---- Data supplied

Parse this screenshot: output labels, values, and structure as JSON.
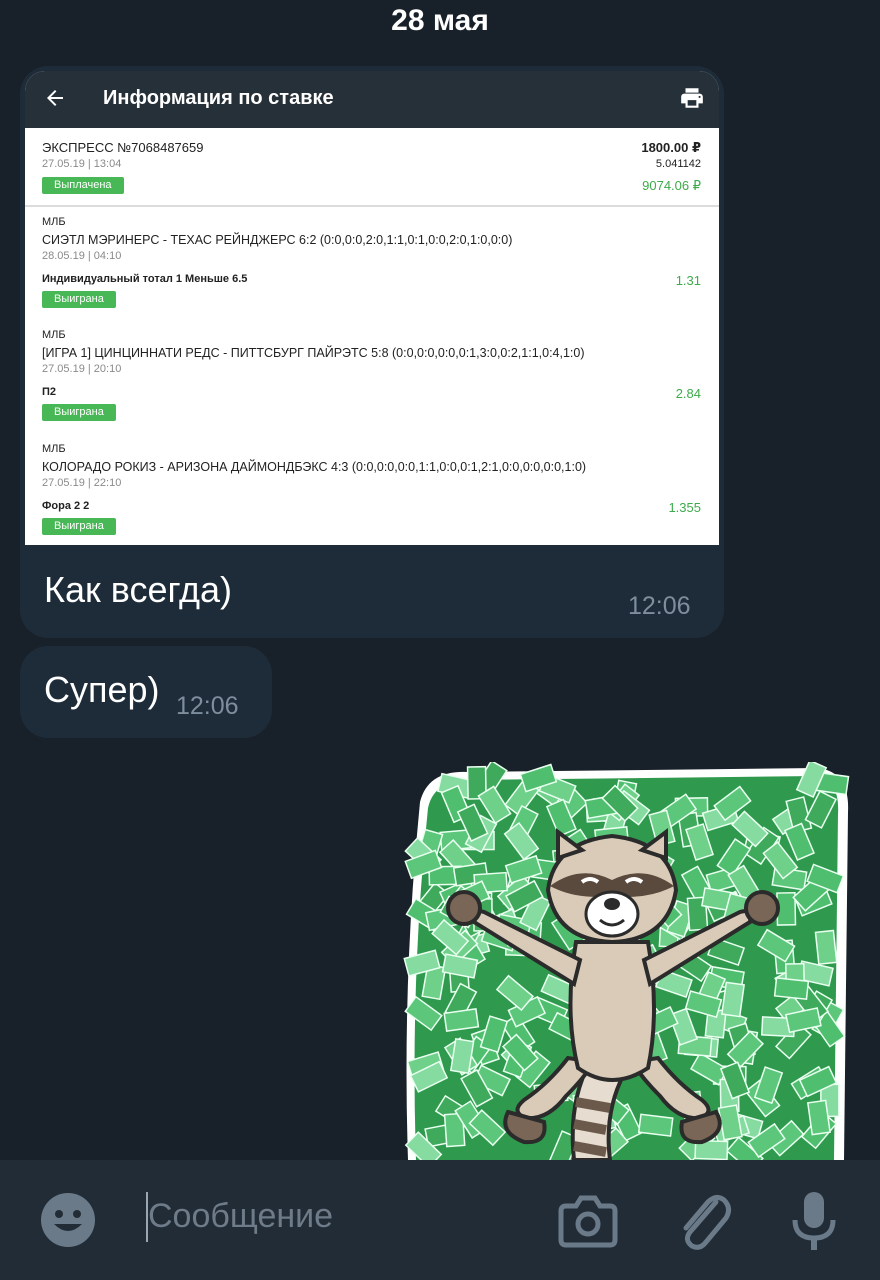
{
  "chat": {
    "date": "28 мая",
    "messages": [
      {
        "text": "Как всегда)",
        "time": "12:06"
      },
      {
        "text": "Супер)",
        "time": "12:06"
      }
    ]
  },
  "bet_screen": {
    "header_title": "Информация по ставке",
    "summary": {
      "title": "ЭКСПРЕСС №7068487659",
      "datetime": "27.05.19 | 13:04",
      "status": "Выплачена",
      "stake": "1800.00 ₽",
      "coef": "5.041142",
      "payout": "9074.06 ₽"
    },
    "events": [
      {
        "league": "МЛБ",
        "match": "СИЭТЛ МЭРИНЕРС - ТЕХАС РЕЙНДЖЕРС 6:2 (0:0,0:0,2:0,1:1,0:1,0:0,2:0,1:0,0:0)",
        "datetime": "28.05.19 | 04:10",
        "bet": "Индивидуальный тотал 1 Меньше 6.5",
        "odds": "1.31",
        "status": "Выиграна"
      },
      {
        "league": "МЛБ",
        "match": "[ИГРА 1] ЦИНЦИННАТИ РЕДС - ПИТТСБУРГ ПАЙРЭТС 5:8 (0:0,0:0,0:0,0:1,3:0,0:2,1:1,0:4,1:0)",
        "datetime": "27.05.19 | 20:10",
        "bet": "П2",
        "odds": "2.84",
        "status": "Выиграна"
      },
      {
        "league": "МЛБ",
        "match": "КОЛОРАДО РОКИЗ - АРИЗОНА ДАЙМОНДБЭКС 4:3 (0:0,0:0,0:0,1:1,0:0,0:1,2:1,0:0,0:0,0:0,1:0)",
        "datetime": "27.05.19 | 22:10",
        "bet": "Фора 2 2",
        "odds": "1.355",
        "status": "Выиграна"
      }
    ]
  },
  "input": {
    "placeholder": "Сообщение"
  },
  "icons": {
    "emoji": "emoji-icon",
    "camera": "camera-icon",
    "attach": "paperclip-icon",
    "mic": "microphone-icon",
    "back": "arrow-left-icon",
    "print": "printer-icon"
  },
  "colors": {
    "background": "#182029",
    "bubble": "#1e2c3a",
    "green_badge": "#48b755",
    "green_text": "#3dab4b"
  }
}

--------

▶ _Task to complete_:
Transcribe the whole listing exactly. Pictures stay out of your copy.

▶ _Exercise response_:
Parse this screenshot: output labels, values, and structure as JSON.
{
  "chat": {
    "date": "28 мая",
    "messages": [
      {
        "text": "Как всегда)",
        "time": "12:06"
      },
      {
        "text": "Супер)",
        "time": "12:06"
      }
    ]
  },
  "bet_screen": {
    "header_title": "Информация по ставке",
    "summary": {
      "title": "ЭКСПРЕСС №7068487659",
      "datetime": "27.05.19 | 13:04",
      "status": "Выплачена",
      "stake": "1800.00 ₽",
      "coef": "5.041142",
      "payout": "9074.06 ₽"
    },
    "events": [
      {
        "league": "МЛБ",
        "match": "СИЭТЛ МЭРИНЕРС - ТЕХАС РЕЙНДЖЕРС 6:2 (0:0,0:0,2:0,1:1,0:1,0:0,2:0,1:0,0:0)",
        "datetime": "28.05.19 | 04:10",
        "bet": "Индивидуальный тотал 1 Меньше 6.5",
        "odds": "1.31",
        "status": "Выиграна"
      },
      {
        "league": "МЛБ",
        "match": "[ИГРА 1] ЦИНЦИННАТИ РЕДС - ПИТТСБУРГ ПАЙРЭТС 5:8 (0:0,0:0,0:0,0:1,3:0,0:2,1:1,0:4,1:0)",
        "datetime": "27.05.19 | 20:10",
        "bet": "П2",
        "odds": "2.84",
        "status": "Выиграна"
      },
      {
        "league": "МЛБ",
        "match": "КОЛОРАДО РОКИЗ - АРИЗОНА ДАЙМОНДБЭКС 4:3 (0:0,0:0,0:0,1:1,0:0,0:1,2:1,0:0,0:0,0:0,1:0)",
        "datetime": "27.05.19 | 22:10",
        "bet": "Фора 2 2",
        "odds": "1.355",
        "status": "Выиграна"
      }
    ]
  },
  "input": {
    "placeholder": "Сообщение"
  },
  "icons": {
    "emoji": "emoji-icon",
    "camera": "camera-icon",
    "attach": "paperclip-icon",
    "mic": "microphone-icon",
    "back": "arrow-left-icon",
    "print": "printer-icon"
  },
  "colors": {
    "background": "#182029",
    "bubble": "#1e2c3a",
    "green_badge": "#48b755",
    "green_text": "#3dab4b"
  }
}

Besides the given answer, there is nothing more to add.